- [RECORDS FOR THE TASK]:
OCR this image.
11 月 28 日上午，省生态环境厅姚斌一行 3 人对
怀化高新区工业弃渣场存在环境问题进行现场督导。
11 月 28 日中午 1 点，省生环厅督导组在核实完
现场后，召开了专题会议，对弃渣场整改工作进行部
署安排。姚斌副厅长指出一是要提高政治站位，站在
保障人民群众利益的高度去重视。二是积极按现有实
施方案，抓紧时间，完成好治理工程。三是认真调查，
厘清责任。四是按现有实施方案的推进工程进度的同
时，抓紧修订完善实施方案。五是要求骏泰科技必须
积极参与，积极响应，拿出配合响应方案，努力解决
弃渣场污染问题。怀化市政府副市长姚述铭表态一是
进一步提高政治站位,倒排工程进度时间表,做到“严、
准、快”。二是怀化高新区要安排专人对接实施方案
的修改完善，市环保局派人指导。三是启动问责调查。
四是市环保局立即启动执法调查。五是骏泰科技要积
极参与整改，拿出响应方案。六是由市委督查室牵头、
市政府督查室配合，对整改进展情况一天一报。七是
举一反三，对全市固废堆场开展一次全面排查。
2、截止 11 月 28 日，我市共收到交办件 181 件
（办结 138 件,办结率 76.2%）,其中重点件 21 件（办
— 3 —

- [WHAT TO WORK ON]:
Your task is to repeat every line exactly.

- [OUTPUT FOR THIS TASK]:
OCR this image.
11 月 28 日上午，省生态环境厅姚斌一行 3 人对
怀化高新区工业弃渣场存在环境问题进行现场督导。
11 月 28 日中午 1 点，省生环厅督导组在核实完
现场后，召开了专题会议，对弃渣场整改工作进行部
署安排。姚斌副厅长指出一是要提高政治站位，站在
保障人民群众利益的高度去重视。二是积极按现有实
施方案，抓紧时间，完成好治理工程。三是认真调查，
厘清责任。四是按现有实施方案的推进工程进度的同
时，抓紧修订完善实施方案。五是要求骏泰科技必须
积极参与，积极响应，拿出配合响应方案，努力解决
弃渣场污染问题。怀化市政府副市长姚述铭表态一是
进一步提高政治站位,倒排工程进度时间表,做到“严、
准、快”。二是怀化高新区要安排专人对接实施方案
的修改完善，市环保局派人指导。三是启动问责调查。
四是市环保局立即启动执法调查。五是骏泰科技要积
极参与整改，拿出响应方案。六是由市委督查室牵头、
市政府督查室配合，对整改进展情况一天一报。七是
举一反三，对全市固废堆场开展一次全面排查。
2、截止 11 月 28 日，我市共收到交办件 181 件
（办结 138 件,办结率 76.2%）,其中重点件 21 件（办
— 3 —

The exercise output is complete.